Aim of the exercise -
Restate the data exactly as given and keep the pictures out.

Input rows -
----

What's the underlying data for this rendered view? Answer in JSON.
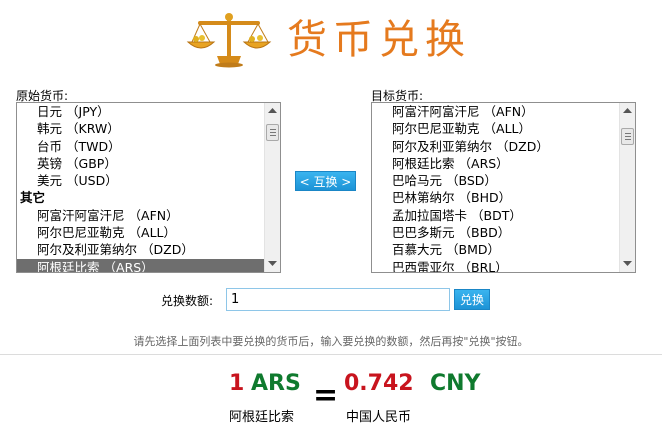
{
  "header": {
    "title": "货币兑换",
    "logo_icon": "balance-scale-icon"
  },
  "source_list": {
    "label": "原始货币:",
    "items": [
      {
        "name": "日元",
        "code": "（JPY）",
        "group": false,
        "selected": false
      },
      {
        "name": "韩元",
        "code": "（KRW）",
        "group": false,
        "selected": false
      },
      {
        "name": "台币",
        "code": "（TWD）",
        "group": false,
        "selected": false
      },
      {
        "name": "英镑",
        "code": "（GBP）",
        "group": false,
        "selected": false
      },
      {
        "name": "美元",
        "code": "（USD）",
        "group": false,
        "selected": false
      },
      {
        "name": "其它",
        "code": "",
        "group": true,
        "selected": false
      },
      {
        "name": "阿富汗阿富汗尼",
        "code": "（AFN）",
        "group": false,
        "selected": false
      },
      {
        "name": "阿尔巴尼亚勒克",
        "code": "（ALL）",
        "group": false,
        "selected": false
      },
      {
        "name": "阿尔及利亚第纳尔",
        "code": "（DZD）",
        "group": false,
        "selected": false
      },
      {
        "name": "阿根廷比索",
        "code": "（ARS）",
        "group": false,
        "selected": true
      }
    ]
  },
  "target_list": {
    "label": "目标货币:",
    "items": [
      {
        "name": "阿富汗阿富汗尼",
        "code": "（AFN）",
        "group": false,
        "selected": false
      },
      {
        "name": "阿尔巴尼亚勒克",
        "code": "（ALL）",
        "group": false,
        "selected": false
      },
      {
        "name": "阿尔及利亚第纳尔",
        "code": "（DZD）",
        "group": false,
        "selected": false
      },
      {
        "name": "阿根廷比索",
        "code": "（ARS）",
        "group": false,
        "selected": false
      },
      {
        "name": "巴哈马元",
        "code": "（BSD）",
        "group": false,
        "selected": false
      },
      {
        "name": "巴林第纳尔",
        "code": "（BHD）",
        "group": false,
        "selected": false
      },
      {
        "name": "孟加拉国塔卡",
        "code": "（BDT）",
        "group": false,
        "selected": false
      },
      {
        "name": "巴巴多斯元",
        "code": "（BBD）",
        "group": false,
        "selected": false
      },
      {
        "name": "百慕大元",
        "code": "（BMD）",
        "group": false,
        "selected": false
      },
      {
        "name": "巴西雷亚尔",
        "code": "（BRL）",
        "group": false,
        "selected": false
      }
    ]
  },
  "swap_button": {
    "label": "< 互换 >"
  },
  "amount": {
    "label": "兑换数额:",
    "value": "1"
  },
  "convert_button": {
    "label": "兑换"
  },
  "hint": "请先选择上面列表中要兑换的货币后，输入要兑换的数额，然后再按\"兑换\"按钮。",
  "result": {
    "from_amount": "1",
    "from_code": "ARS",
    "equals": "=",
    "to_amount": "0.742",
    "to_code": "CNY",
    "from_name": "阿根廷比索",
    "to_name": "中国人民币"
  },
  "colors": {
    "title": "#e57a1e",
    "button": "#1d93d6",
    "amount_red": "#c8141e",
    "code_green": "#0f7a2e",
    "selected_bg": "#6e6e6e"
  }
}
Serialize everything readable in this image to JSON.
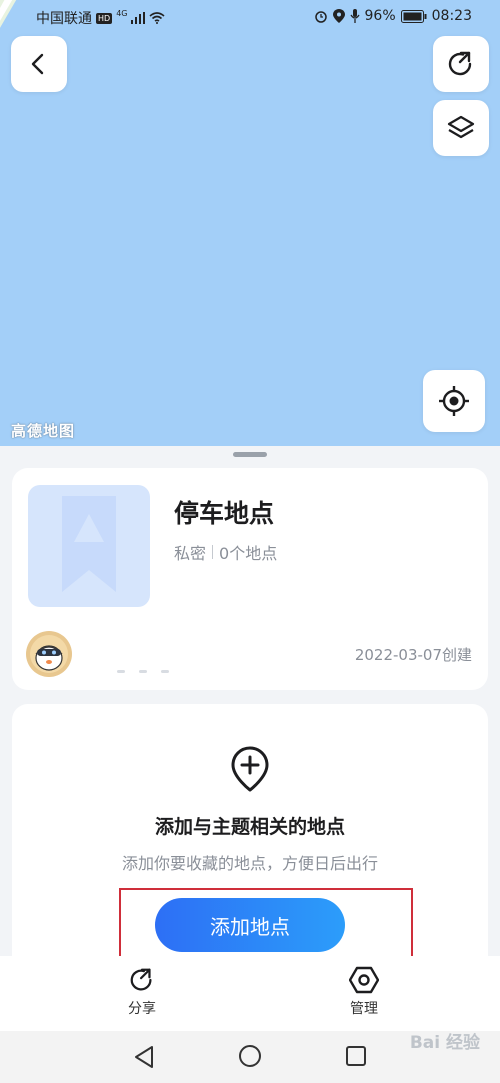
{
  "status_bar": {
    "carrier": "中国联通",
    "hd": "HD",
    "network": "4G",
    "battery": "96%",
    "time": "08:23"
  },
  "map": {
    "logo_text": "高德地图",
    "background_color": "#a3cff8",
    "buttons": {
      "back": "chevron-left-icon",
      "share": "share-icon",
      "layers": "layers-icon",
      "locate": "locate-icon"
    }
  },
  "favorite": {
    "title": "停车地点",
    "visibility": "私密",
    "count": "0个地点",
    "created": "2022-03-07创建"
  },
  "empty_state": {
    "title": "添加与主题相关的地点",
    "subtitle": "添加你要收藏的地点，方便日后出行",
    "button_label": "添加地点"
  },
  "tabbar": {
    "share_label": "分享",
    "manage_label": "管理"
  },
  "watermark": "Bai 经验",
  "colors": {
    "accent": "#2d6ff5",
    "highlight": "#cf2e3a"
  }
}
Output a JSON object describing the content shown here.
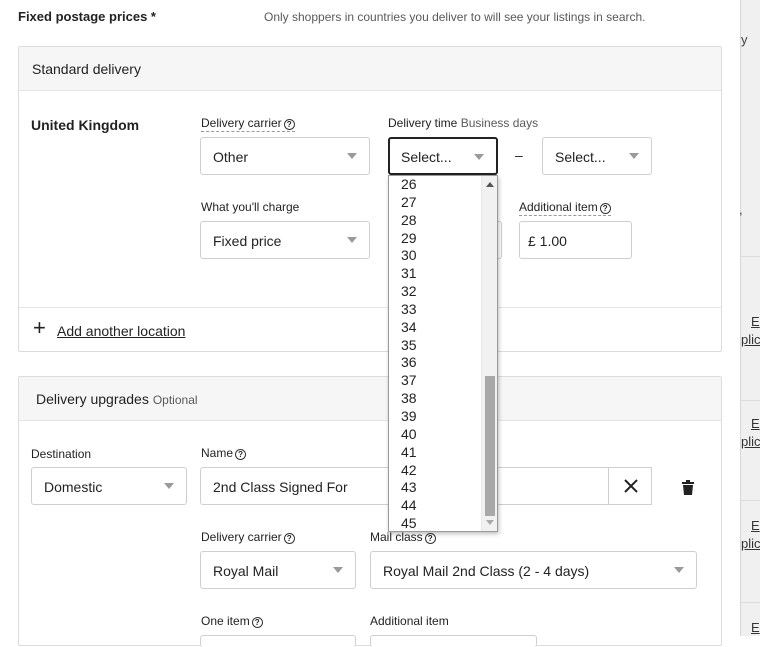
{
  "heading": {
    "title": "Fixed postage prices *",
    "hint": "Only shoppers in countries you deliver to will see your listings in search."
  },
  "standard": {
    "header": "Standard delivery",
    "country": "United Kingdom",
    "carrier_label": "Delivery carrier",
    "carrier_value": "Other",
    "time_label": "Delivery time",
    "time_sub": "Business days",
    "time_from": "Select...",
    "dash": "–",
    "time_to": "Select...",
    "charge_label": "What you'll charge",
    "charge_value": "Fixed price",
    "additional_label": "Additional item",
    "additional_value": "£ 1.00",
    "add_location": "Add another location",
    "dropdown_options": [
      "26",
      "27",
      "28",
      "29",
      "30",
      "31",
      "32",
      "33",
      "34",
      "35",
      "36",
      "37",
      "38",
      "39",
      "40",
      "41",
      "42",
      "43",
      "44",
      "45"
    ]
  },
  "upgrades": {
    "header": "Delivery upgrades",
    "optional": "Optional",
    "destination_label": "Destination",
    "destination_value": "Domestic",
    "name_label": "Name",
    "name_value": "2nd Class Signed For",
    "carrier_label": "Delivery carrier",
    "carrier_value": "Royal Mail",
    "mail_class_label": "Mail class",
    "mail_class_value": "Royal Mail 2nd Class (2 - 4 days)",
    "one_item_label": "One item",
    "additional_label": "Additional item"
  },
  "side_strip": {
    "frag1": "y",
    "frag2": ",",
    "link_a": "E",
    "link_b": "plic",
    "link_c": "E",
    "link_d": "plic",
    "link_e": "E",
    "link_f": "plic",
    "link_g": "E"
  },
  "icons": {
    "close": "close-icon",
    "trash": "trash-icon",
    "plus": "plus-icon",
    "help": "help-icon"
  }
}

----

Solution for this exercise -
What's the underlying data for this rendered view? Answer in JSON.
{
  "header": {
    "title": "货币兑换",
    "logo_icon": "balance-scale-icon"
  },
  "source_list": {
    "label": "原始货币:",
    "items": [
      {
        "name": "日元",
        "code": "（JPY）",
        "group": false,
        "selected": false
      },
      {
        "name": "韩元",
        "code": "（KRW）",
        "group": false,
        "selected": false
      },
      {
        "name": "台币",
        "code": "（TWD）",
        "group": false,
        "selected": false
      },
      {
        "name": "英镑",
        "code": "（GBP）",
        "group": false,
        "selected": false
      },
      {
        "name": "美元",
        "code": "（USD）",
        "group": false,
        "selected": false
      },
      {
        "name": "其它",
        "code": "",
        "group": true,
        "selected": false
      },
      {
        "name": "阿富汗阿富汗尼",
        "code": "（AFN）",
        "group": false,
        "selected": false
      },
      {
        "name": "阿尔巴尼亚勒克",
        "code": "（ALL）",
        "group": false,
        "selected": false
      },
      {
        "name": "阿尔及利亚第纳尔",
        "code": "（DZD）",
        "group": false,
        "selected": false
      },
      {
        "name": "阿根廷比索",
        "code": "（ARS）",
        "group": false,
        "selected": true
      }
    ]
  },
  "target_list": {
    "label": "目标货币:",
    "items": [
      {
        "name": "阿富汗阿富汗尼",
        "code": "（AFN）",
        "group": false,
        "selected": false
      },
      {
        "name": "阿尔巴尼亚勒克",
        "code": "（ALL）",
        "group": false,
        "selected": false
      },
      {
        "name": "阿尔及利亚第纳尔",
        "code": "（DZD）",
        "group": false,
        "selected": false
      },
      {
        "name": "阿根廷比索",
        "code": "（ARS）",
        "group": false,
        "selected": false
      },
      {
        "name": "巴哈马元",
        "code": "（BSD）",
        "group": false,
        "selected": false
      },
      {
        "name": "巴林第纳尔",
        "code": "（BHD）",
        "group": false,
        "selected": false
      },
      {
        "name": "孟加拉国塔卡",
        "code": "（BDT）",
        "group": false,
        "selected": false
      },
      {
        "name": "巴巴多斯元",
        "code": "（BBD）",
        "group": false,
        "selected": false
      },
      {
        "name": "百慕大元",
        "code": "（BMD）",
        "group": false,
        "selected": false
      },
      {
        "name": "巴西雷亚尔",
        "code": "（BRL）",
        "group": false,
        "selected": false
      }
    ]
  },
  "swap_button": {
    "label": "< 互换 >"
  },
  "amount": {
    "label": "兑换数额:",
    "value": "1"
  },
  "convert_button": {
    "label": "兑换"
  },
  "hint": "请先选择上面列表中要兑换的货币后，输入要兑换的数额，然后再按\"兑换\"按钮。",
  "result": {
    "from_amount": "1",
    "from_code": "ARS",
    "equals": "=",
    "to_amount": "0.742",
    "to_code": "CNY",
    "from_name": "阿根廷比索",
    "to_name": "中国人民币"
  },
  "colors": {
    "title": "#e57a1e",
    "button": "#1d93d6",
    "amount_red": "#c8141e",
    "code_green": "#0f7a2e",
    "selected_bg": "#6e6e6e"
  }
}
Serialize everything readable in this image to JSON.
{
  "status_bar": {
    "carrier": "中国联通",
    "hd": "HD",
    "network": "4G",
    "battery": "96%",
    "time": "08:23"
  },
  "map": {
    "logo_text": "高德地图",
    "background_color": "#a3cff8",
    "buttons": {
      "back": "chevron-left-icon",
      "share": "share-icon",
      "layers": "layers-icon",
      "locate": "locate-icon"
    }
  },
  "favorite": {
    "title": "停车地点",
    "visibility": "私密",
    "count": "0个地点",
    "created": "2022-03-07创建"
  },
  "empty_state": {
    "title": "添加与主题相关的地点",
    "subtitle": "添加你要收藏的地点，方便日后出行",
    "button_label": "添加地点"
  },
  "tabbar": {
    "share_label": "分享",
    "manage_label": "管理"
  },
  "watermark": "Bai 经验",
  "colors": {
    "accent": "#2d6ff5",
    "highlight": "#cf2e3a"
  }
}
Output a JSON object describing the content shown here.
{
  "heading": {
    "title": "Fixed postage prices *",
    "hint": "Only shoppers in countries you deliver to will see your listings in search."
  },
  "standard": {
    "header": "Standard delivery",
    "country": "United Kingdom",
    "carrier_label": "Delivery carrier",
    "carrier_value": "Other",
    "time_label": "Delivery time",
    "time_sub": "Business days",
    "time_from": "Select...",
    "dash": "–",
    "time_to": "Select...",
    "charge_label": "What you'll charge",
    "charge_value": "Fixed price",
    "additional_label": "Additional item",
    "additional_value": "£ 1.00",
    "add_location": "Add another location",
    "dropdown_options": [
      "26",
      "27",
      "28",
      "29",
      "30",
      "31",
      "32",
      "33",
      "34",
      "35",
      "36",
      "37",
      "38",
      "39",
      "40",
      "41",
      "42",
      "43",
      "44",
      "45"
    ]
  },
  "upgrades": {
    "header": "Delivery upgrades",
    "optional": "Optional",
    "destination_label": "Destination",
    "destination_value": "Domestic",
    "name_label": "Name",
    "name_value": "2nd Class Signed For",
    "carrier_label": "Delivery carrier",
    "carrier_value": "Royal Mail",
    "mail_class_label": "Mail class",
    "mail_class_value": "Royal Mail 2nd Class (2 - 4 days)",
    "one_item_label": "One item",
    "additional_label": "Additional item"
  },
  "side_strip": {
    "frag1": "y",
    "frag2": ",",
    "link_a": "E",
    "link_b": "plic",
    "link_c": "E",
    "link_d": "plic",
    "link_e": "E",
    "link_f": "plic",
    "link_g": "E"
  },
  "icons": {
    "close": "close-icon",
    "trash": "trash-icon",
    "plus": "plus-icon",
    "help": "help-icon"
  }
}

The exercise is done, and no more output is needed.